— TASK REQUIREMENTS —
Retype every entry exactly, character for character.

#### DATA FOR THE TASK ####

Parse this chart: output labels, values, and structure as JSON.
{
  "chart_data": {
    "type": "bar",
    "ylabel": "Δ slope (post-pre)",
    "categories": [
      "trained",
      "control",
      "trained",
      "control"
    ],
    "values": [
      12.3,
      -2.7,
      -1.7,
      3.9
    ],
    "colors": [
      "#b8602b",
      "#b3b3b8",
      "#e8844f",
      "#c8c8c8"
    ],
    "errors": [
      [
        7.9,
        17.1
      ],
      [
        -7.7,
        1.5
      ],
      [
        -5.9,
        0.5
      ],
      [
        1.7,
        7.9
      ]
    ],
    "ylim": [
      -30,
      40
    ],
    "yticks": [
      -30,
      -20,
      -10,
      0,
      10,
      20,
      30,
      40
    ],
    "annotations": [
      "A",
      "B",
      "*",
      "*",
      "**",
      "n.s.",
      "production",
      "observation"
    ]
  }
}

####

— RESULT FOR THIS TASK —
Parse this chart: output labels, values, and structure as JSON.
{
  "chart_data": {
    "type": "bar",
    "ylabel": "Δ slope (post-pre)",
    "categories": [
      "trained",
      "control",
      "trained",
      "control"
    ],
    "values": [
      12.3,
      -2.7,
      -1.7,
      3.9
    ],
    "colors": [
      "#b8602b",
      "#b3b3b8",
      "#e8844f",
      "#c8c8c8"
    ],
    "errors": [
      [
        7.9,
        17.1
      ],
      [
        -7.7,
        1.5
      ],
      [
        -5.9,
        0.5
      ],
      [
        1.7,
        7.9
      ]
    ],
    "ylim": [
      -30,
      40
    ],
    "yticks": [
      -30,
      -20,
      -10,
      0,
      10,
      20,
      30,
      40
    ],
    "annotations": [
      "A",
      "B",
      "*",
      "*",
      "**",
      "n.s.",
      "production",
      "observation"
    ]
  }
}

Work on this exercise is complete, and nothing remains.